* **Objective**:
Reproduce every entry exactly, without alteration.

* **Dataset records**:
[BEGIN]
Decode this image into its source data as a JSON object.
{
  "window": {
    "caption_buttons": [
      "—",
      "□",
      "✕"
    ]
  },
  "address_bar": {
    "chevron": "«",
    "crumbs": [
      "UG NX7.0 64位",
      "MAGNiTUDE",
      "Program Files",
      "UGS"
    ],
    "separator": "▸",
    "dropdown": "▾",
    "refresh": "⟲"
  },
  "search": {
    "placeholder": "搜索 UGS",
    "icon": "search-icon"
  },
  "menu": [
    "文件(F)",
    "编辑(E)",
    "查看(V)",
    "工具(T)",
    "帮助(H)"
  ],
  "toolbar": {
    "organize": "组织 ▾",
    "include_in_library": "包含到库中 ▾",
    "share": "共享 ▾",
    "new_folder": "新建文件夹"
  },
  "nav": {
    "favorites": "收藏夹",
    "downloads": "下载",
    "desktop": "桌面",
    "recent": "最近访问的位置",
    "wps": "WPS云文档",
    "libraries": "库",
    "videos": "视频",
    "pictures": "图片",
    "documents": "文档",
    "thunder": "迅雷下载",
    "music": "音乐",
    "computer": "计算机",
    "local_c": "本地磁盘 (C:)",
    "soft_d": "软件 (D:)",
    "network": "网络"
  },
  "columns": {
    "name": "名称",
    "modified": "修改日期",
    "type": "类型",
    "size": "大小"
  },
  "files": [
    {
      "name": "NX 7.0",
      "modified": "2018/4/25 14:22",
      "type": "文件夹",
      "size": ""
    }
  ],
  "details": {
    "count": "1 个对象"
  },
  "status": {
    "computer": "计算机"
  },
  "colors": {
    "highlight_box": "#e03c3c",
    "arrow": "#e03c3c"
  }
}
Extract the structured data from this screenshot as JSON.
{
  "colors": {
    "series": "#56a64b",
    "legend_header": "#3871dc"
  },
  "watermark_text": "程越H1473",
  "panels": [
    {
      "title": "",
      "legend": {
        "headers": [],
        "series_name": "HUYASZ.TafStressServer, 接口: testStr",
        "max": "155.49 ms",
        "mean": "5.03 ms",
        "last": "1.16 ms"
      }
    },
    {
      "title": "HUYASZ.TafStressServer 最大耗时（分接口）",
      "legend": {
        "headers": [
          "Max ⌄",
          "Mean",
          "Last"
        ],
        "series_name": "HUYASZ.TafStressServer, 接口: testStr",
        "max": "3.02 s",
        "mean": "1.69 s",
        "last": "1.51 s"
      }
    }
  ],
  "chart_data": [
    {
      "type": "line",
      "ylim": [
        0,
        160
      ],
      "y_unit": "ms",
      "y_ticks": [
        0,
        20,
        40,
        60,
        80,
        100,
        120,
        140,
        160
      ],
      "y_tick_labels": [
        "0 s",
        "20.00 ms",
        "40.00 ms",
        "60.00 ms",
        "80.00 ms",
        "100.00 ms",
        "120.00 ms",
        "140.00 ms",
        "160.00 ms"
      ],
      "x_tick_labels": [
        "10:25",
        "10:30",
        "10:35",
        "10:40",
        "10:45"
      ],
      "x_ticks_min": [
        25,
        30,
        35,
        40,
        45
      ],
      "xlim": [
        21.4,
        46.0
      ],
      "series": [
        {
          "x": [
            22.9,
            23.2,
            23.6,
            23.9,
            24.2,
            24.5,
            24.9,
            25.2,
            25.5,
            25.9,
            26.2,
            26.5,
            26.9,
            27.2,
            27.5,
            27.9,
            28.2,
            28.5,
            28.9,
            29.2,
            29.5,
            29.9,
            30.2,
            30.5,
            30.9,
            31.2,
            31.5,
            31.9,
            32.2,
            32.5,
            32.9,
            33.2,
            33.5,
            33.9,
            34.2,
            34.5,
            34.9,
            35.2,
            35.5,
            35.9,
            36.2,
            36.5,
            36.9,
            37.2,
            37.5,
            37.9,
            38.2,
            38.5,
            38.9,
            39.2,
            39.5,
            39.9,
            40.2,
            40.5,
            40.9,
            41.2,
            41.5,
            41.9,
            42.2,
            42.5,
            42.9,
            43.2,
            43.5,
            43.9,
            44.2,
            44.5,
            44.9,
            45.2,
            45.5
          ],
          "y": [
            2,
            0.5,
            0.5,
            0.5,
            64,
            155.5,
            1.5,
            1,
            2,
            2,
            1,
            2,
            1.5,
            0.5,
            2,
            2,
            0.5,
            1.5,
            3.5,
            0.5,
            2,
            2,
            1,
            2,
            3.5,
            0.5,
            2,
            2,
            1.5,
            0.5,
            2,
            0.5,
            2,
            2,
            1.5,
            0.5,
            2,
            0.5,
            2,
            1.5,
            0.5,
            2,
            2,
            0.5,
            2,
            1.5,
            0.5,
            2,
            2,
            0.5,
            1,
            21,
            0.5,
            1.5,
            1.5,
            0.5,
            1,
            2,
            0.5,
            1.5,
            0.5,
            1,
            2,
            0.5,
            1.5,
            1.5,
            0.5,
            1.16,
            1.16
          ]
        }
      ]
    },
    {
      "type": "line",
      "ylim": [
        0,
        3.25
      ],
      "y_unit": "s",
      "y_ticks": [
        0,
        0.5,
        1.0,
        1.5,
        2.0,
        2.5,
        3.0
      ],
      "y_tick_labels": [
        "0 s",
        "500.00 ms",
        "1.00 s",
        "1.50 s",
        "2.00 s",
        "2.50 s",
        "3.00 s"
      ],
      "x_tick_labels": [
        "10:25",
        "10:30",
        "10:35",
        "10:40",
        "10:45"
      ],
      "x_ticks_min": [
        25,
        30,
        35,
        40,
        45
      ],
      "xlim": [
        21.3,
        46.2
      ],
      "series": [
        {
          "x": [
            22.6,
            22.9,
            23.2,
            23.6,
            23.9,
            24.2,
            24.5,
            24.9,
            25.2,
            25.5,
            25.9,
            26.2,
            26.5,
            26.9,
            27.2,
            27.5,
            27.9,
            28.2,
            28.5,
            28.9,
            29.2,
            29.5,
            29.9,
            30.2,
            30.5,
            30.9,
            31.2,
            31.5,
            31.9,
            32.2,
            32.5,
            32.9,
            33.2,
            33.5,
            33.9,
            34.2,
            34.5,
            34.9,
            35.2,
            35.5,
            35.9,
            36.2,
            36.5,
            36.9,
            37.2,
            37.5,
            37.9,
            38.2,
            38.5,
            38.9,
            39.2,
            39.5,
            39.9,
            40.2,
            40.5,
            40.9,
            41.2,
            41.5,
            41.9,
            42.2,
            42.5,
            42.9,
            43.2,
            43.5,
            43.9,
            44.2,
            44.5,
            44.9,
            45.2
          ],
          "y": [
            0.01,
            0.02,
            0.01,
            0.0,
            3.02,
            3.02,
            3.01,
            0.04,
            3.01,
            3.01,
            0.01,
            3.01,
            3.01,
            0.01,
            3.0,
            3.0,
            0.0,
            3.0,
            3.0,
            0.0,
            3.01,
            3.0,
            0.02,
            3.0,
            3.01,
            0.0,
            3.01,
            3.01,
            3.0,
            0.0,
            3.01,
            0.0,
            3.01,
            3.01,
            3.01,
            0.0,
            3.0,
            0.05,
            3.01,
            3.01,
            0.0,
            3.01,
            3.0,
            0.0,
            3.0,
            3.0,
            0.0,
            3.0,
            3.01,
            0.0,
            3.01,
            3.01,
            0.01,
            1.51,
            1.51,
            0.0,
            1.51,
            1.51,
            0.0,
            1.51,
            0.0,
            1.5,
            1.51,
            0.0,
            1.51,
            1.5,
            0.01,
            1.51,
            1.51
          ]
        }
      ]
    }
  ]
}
[END]
* **Exercise solution**:
Decode this image into its source data as a JSON object.
{
  "window": {
    "caption_buttons": [
      "—",
      "□",
      "✕"
    ]
  },
  "address_bar": {
    "chevron": "«",
    "crumbs": [
      "UG NX7.0 64位",
      "MAGNiTUDE",
      "Program Files",
      "UGS"
    ],
    "separator": "▸",
    "dropdown": "▾",
    "refresh": "⟲"
  },
  "search": {
    "placeholder": "搜索 UGS",
    "icon": "search-icon"
  },
  "menu": [
    "文件(F)",
    "编辑(E)",
    "查看(V)",
    "工具(T)",
    "帮助(H)"
  ],
  "toolbar": {
    "organize": "组织 ▾",
    "include_in_library": "包含到库中 ▾",
    "share": "共享 ▾",
    "new_folder": "新建文件夹"
  },
  "nav": {
    "favorites": "收藏夹",
    "downloads": "下载",
    "desktop": "桌面",
    "recent": "最近访问的位置",
    "wps": "WPS云文档",
    "libraries": "库",
    "videos": "视频",
    "pictures": "图片",
    "documents": "文档",
    "thunder": "迅雷下载",
    "music": "音乐",
    "computer": "计算机",
    "local_c": "本地磁盘 (C:)",
    "soft_d": "软件 (D:)",
    "network": "网络"
  },
  "columns": {
    "name": "名称",
    "modified": "修改日期",
    "type": "类型",
    "size": "大小"
  },
  "files": [
    {
      "name": "NX 7.0",
      "modified": "2018/4/25 14:22",
      "type": "文件夹",
      "size": ""
    }
  ],
  "details": {
    "count": "1 个对象"
  },
  "status": {
    "computer": "计算机"
  },
  "colors": {
    "highlight_box": "#e03c3c",
    "arrow": "#e03c3c"
  }
}
Extract the structured data from this screenshot as JSON.
{
  "colors": {
    "series": "#56a64b",
    "legend_header": "#3871dc"
  },
  "watermark_text": "程越H1473",
  "panels": [
    {
      "title": "",
      "legend": {
        "headers": [],
        "series_name": "HUYASZ.TafStressServer, 接口: testStr",
        "max": "155.49 ms",
        "mean": "5.03 ms",
        "last": "1.16 ms"
      }
    },
    {
      "title": "HUYASZ.TafStressServer 最大耗时（分接口）",
      "legend": {
        "headers": [
          "Max ⌄",
          "Mean",
          "Last"
        ],
        "series_name": "HUYASZ.TafStressServer, 接口: testStr",
        "max": "3.02 s",
        "mean": "1.69 s",
        "last": "1.51 s"
      }
    }
  ],
  "chart_data": [
    {
      "type": "line",
      "ylim": [
        0,
        160
      ],
      "y_unit": "ms",
      "y_ticks": [
        0,
        20,
        40,
        60,
        80,
        100,
        120,
        140,
        160
      ],
      "y_tick_labels": [
        "0 s",
        "20.00 ms",
        "40.00 ms",
        "60.00 ms",
        "80.00 ms",
        "100.00 ms",
        "120.00 ms",
        "140.00 ms",
        "160.00 ms"
      ],
      "x_tick_labels": [
        "10:25",
        "10:30",
        "10:35",
        "10:40",
        "10:45"
      ],
      "x_ticks_min": [
        25,
        30,
        35,
        40,
        45
      ],
      "xlim": [
        21.4,
        46.0
      ],
      "series": [
        {
          "x": [
            22.9,
            23.2,
            23.6,
            23.9,
            24.2,
            24.5,
            24.9,
            25.2,
            25.5,
            25.9,
            26.2,
            26.5,
            26.9,
            27.2,
            27.5,
            27.9,
            28.2,
            28.5,
            28.9,
            29.2,
            29.5,
            29.9,
            30.2,
            30.5,
            30.9,
            31.2,
            31.5,
            31.9,
            32.2,
            32.5,
            32.9,
            33.2,
            33.5,
            33.9,
            34.2,
            34.5,
            34.9,
            35.2,
            35.5,
            35.9,
            36.2,
            36.5,
            36.9,
            37.2,
            37.5,
            37.9,
            38.2,
            38.5,
            38.9,
            39.2,
            39.5,
            39.9,
            40.2,
            40.5,
            40.9,
            41.2,
            41.5,
            41.9,
            42.2,
            42.5,
            42.9,
            43.2,
            43.5,
            43.9,
            44.2,
            44.5,
            44.9,
            45.2,
            45.5
          ],
          "y": [
            2,
            0.5,
            0.5,
            0.5,
            64,
            155.5,
            1.5,
            1,
            2,
            2,
            1,
            2,
            1.5,
            0.5,
            2,
            2,
            0.5,
            1.5,
            3.5,
            0.5,
            2,
            2,
            1,
            2,
            3.5,
            0.5,
            2,
            2,
            1.5,
            0.5,
            2,
            0.5,
            2,
            2,
            1.5,
            0.5,
            2,
            0.5,
            2,
            1.5,
            0.5,
            2,
            2,
            0.5,
            2,
            1.5,
            0.5,
            2,
            2,
            0.5,
            1,
            21,
            0.5,
            1.5,
            1.5,
            0.5,
            1,
            2,
            0.5,
            1.5,
            0.5,
            1,
            2,
            0.5,
            1.5,
            1.5,
            0.5,
            1.16,
            1.16
          ]
        }
      ]
    },
    {
      "type": "line",
      "ylim": [
        0,
        3.25
      ],
      "y_unit": "s",
      "y_ticks": [
        0,
        0.5,
        1.0,
        1.5,
        2.0,
        2.5,
        3.0
      ],
      "y_tick_labels": [
        "0 s",
        "500.00 ms",
        "1.00 s",
        "1.50 s",
        "2.00 s",
        "2.50 s",
        "3.00 s"
      ],
      "x_tick_labels": [
        "10:25",
        "10:30",
        "10:35",
        "10:40",
        "10:45"
      ],
      "x_ticks_min": [
        25,
        30,
        35,
        40,
        45
      ],
      "xlim": [
        21.3,
        46.2
      ],
      "series": [
        {
          "x": [
            22.6,
            22.9,
            23.2,
            23.6,
            23.9,
            24.2,
            24.5,
            24.9,
            25.2,
            25.5,
            25.9,
            26.2,
            26.5,
            26.9,
            27.2,
            27.5,
            27.9,
            28.2,
            28.5,
            28.9,
            29.2,
            29.5,
            29.9,
            30.2,
            30.5,
            30.9,
            31.2,
            31.5,
            31.9,
            32.2,
            32.5,
            32.9,
            33.2,
            33.5,
            33.9,
            34.2,
            34.5,
            34.9,
            35.2,
            35.5,
            35.9,
            36.2,
            36.5,
            36.9,
            37.2,
            37.5,
            37.9,
            38.2,
            38.5,
            38.9,
            39.2,
            39.5,
            39.9,
            40.2,
            40.5,
            40.9,
            41.2,
            41.5,
            41.9,
            42.2,
            42.5,
            42.9,
            43.2,
            43.5,
            43.9,
            44.2,
            44.5,
            44.9,
            45.2
          ],
          "y": [
            0.01,
            0.02,
            0.01,
            0.0,
            3.02,
            3.02,
            3.01,
            0.04,
            3.01,
            3.01,
            0.01,
            3.01,
            3.01,
            0.01,
            3.0,
            3.0,
            0.0,
            3.0,
            3.0,
            0.0,
            3.01,
            3.0,
            0.02,
            3.0,
            3.01,
            0.0,
            3.01,
            3.01,
            3.0,
            0.0,
            3.01,
            0.0,
            3.01,
            3.01,
            3.01,
            0.0,
            3.0,
            0.05,
            3.01,
            3.01,
            0.0,
            3.01,
            3.0,
            0.0,
            3.0,
            3.0,
            0.0,
            3.0,
            3.01,
            0.0,
            3.01,
            3.01,
            0.01,
            1.51,
            1.51,
            0.0,
            1.51,
            1.51,
            0.0,
            1.51,
            0.0,
            1.5,
            1.51,
            0.0,
            1.51,
            1.5,
            0.01,
            1.51,
            1.51
          ]
        }
      ]
    }
  ]
}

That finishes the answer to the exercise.